### TO DO
Transcribe the entries exactly; images are not part of the copy.

** Start **

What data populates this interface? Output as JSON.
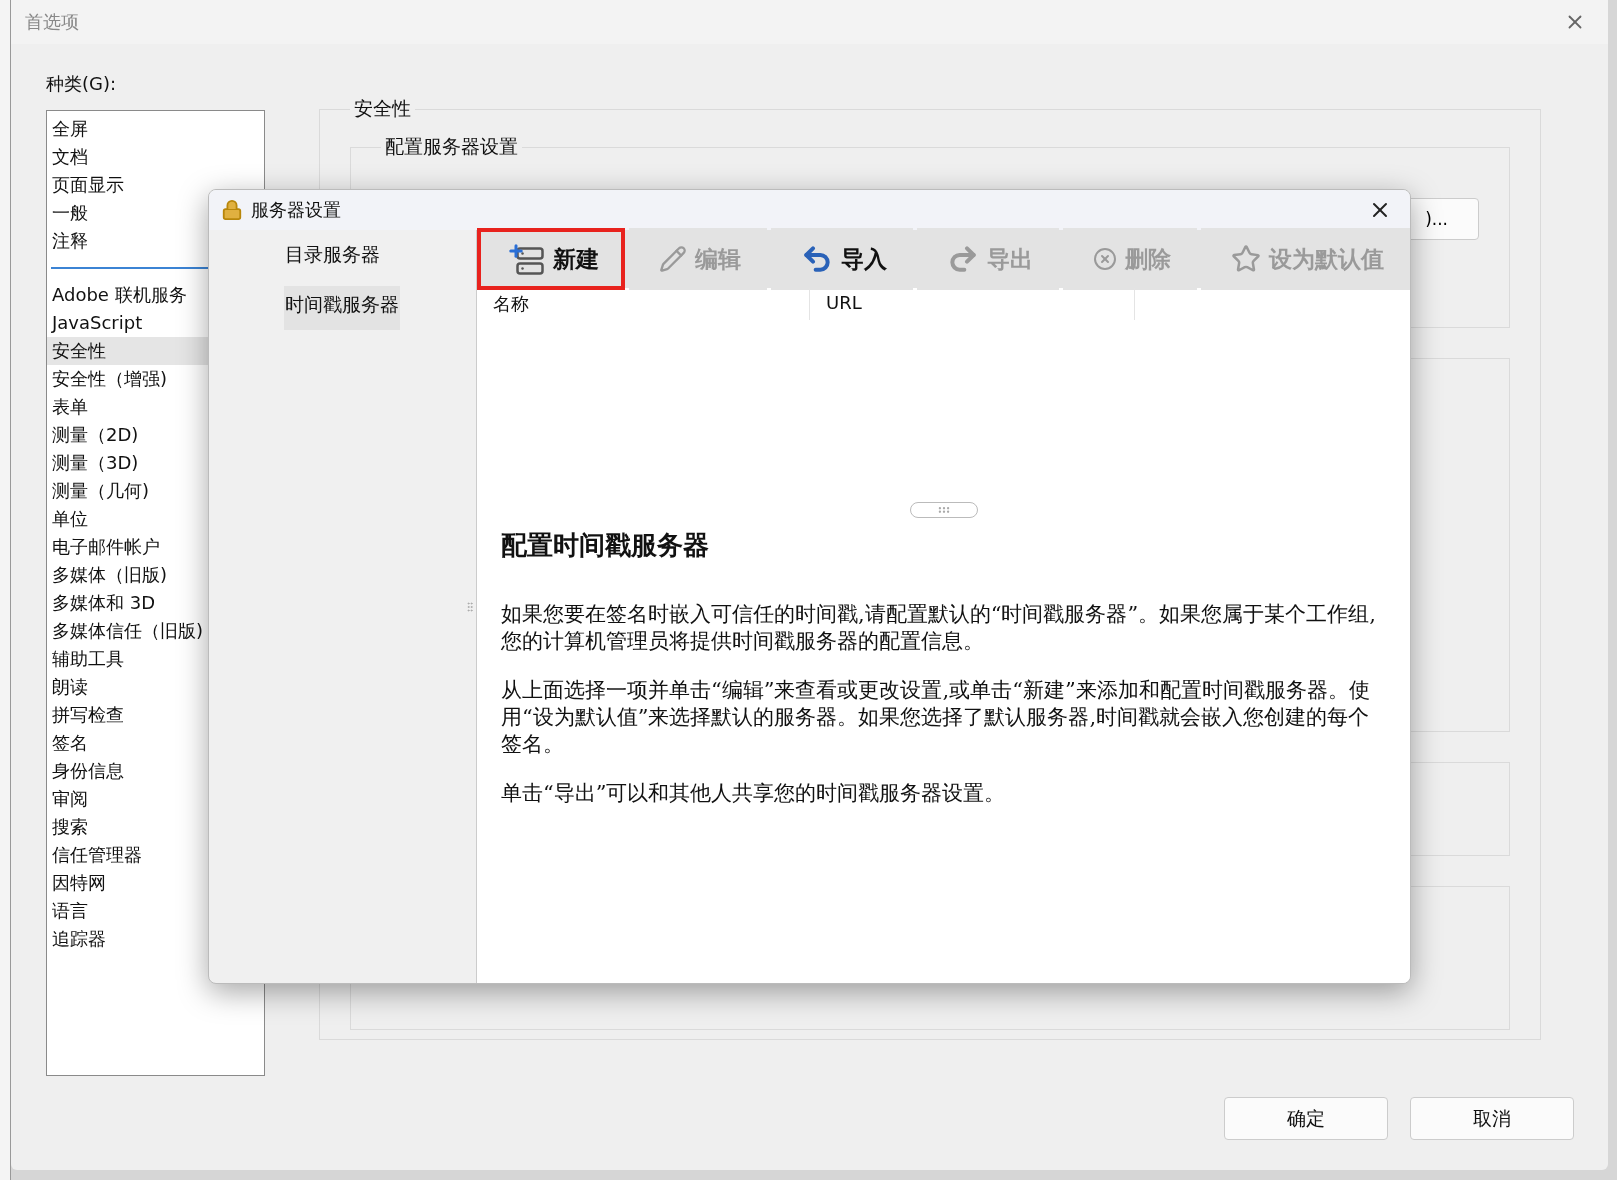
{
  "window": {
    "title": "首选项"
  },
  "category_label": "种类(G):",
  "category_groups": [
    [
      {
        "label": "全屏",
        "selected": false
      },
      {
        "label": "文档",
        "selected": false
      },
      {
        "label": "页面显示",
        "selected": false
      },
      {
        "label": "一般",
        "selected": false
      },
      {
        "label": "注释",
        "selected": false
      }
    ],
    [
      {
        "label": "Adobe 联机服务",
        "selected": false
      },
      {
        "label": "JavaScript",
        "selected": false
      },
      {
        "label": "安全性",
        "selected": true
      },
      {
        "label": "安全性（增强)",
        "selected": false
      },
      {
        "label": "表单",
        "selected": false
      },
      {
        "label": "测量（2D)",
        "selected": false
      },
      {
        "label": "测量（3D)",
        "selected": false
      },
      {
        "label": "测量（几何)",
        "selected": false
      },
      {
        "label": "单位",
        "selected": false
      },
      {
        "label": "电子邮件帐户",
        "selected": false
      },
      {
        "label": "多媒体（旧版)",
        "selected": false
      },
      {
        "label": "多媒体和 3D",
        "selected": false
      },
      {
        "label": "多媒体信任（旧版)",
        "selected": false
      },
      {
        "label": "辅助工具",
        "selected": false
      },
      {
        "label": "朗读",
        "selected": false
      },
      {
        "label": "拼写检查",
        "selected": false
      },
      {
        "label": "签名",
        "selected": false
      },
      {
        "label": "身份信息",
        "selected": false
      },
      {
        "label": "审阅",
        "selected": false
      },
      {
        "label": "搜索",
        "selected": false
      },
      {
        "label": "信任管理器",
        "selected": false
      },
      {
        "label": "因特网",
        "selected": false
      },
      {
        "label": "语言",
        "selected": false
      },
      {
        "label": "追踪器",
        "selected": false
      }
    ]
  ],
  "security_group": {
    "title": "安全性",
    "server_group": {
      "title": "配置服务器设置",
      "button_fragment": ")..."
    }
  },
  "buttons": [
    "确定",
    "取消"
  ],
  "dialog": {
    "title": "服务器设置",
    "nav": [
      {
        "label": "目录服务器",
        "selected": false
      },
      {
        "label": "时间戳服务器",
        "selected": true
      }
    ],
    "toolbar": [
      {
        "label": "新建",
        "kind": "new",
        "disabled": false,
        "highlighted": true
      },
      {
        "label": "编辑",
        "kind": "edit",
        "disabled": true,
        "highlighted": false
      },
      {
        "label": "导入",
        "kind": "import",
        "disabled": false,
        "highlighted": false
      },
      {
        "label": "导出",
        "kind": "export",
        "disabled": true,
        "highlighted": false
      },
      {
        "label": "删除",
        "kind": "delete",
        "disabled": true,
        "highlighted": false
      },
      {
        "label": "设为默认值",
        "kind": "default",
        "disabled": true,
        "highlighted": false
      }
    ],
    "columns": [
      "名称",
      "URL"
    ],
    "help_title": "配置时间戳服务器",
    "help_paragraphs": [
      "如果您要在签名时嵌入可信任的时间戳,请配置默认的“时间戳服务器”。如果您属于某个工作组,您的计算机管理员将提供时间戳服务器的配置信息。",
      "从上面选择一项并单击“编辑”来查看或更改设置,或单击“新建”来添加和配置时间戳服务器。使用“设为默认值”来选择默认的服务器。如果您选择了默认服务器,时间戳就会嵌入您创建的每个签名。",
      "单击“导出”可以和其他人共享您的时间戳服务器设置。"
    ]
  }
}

** End **

### WRITTEN ANSWER
What data populates this interface? Output as JSON.
{
  "window": {
    "title": "首选项"
  },
  "category_label": "种类(G):",
  "category_groups": [
    [
      {
        "label": "全屏",
        "selected": false
      },
      {
        "label": "文档",
        "selected": false
      },
      {
        "label": "页面显示",
        "selected": false
      },
      {
        "label": "一般",
        "selected": false
      },
      {
        "label": "注释",
        "selected": false
      }
    ],
    [
      {
        "label": "Adobe 联机服务",
        "selected": false
      },
      {
        "label": "JavaScript",
        "selected": false
      },
      {
        "label": "安全性",
        "selected": true
      },
      {
        "label": "安全性（增强)",
        "selected": false
      },
      {
        "label": "表单",
        "selected": false
      },
      {
        "label": "测量（2D)",
        "selected": false
      },
      {
        "label": "测量（3D)",
        "selected": false
      },
      {
        "label": "测量（几何)",
        "selected": false
      },
      {
        "label": "单位",
        "selected": false
      },
      {
        "label": "电子邮件帐户",
        "selected": false
      },
      {
        "label": "多媒体（旧版)",
        "selected": false
      },
      {
        "label": "多媒体和 3D",
        "selected": false
      },
      {
        "label": "多媒体信任（旧版)",
        "selected": false
      },
      {
        "label": "辅助工具",
        "selected": false
      },
      {
        "label": "朗读",
        "selected": false
      },
      {
        "label": "拼写检查",
        "selected": false
      },
      {
        "label": "签名",
        "selected": false
      },
      {
        "label": "身份信息",
        "selected": false
      },
      {
        "label": "审阅",
        "selected": false
      },
      {
        "label": "搜索",
        "selected": false
      },
      {
        "label": "信任管理器",
        "selected": false
      },
      {
        "label": "因特网",
        "selected": false
      },
      {
        "label": "语言",
        "selected": false
      },
      {
        "label": "追踪器",
        "selected": false
      }
    ]
  ],
  "security_group": {
    "title": "安全性",
    "server_group": {
      "title": "配置服务器设置",
      "button_fragment": ")..."
    }
  },
  "buttons": [
    "确定",
    "取消"
  ],
  "dialog": {
    "title": "服务器设置",
    "nav": [
      {
        "label": "目录服务器",
        "selected": false
      },
      {
        "label": "时间戳服务器",
        "selected": true
      }
    ],
    "toolbar": [
      {
        "label": "新建",
        "kind": "new",
        "disabled": false,
        "highlighted": true
      },
      {
        "label": "编辑",
        "kind": "edit",
        "disabled": true,
        "highlighted": false
      },
      {
        "label": "导入",
        "kind": "import",
        "disabled": false,
        "highlighted": false
      },
      {
        "label": "导出",
        "kind": "export",
        "disabled": true,
        "highlighted": false
      },
      {
        "label": "删除",
        "kind": "delete",
        "disabled": true,
        "highlighted": false
      },
      {
        "label": "设为默认值",
        "kind": "default",
        "disabled": true,
        "highlighted": false
      }
    ],
    "columns": [
      "名称",
      "URL"
    ],
    "help_title": "配置时间戳服务器",
    "help_paragraphs": [
      "如果您要在签名时嵌入可信任的时间戳,请配置默认的“时间戳服务器”。如果您属于某个工作组,您的计算机管理员将提供时间戳服务器的配置信息。",
      "从上面选择一项并单击“编辑”来查看或更改设置,或单击“新建”来添加和配置时间戳服务器。使用“设为默认值”来选择默认的服务器。如果您选择了默认服务器,时间戳就会嵌入您创建的每个签名。",
      "单击“导出”可以和其他人共享您的时间戳服务器设置。"
    ]
  }
}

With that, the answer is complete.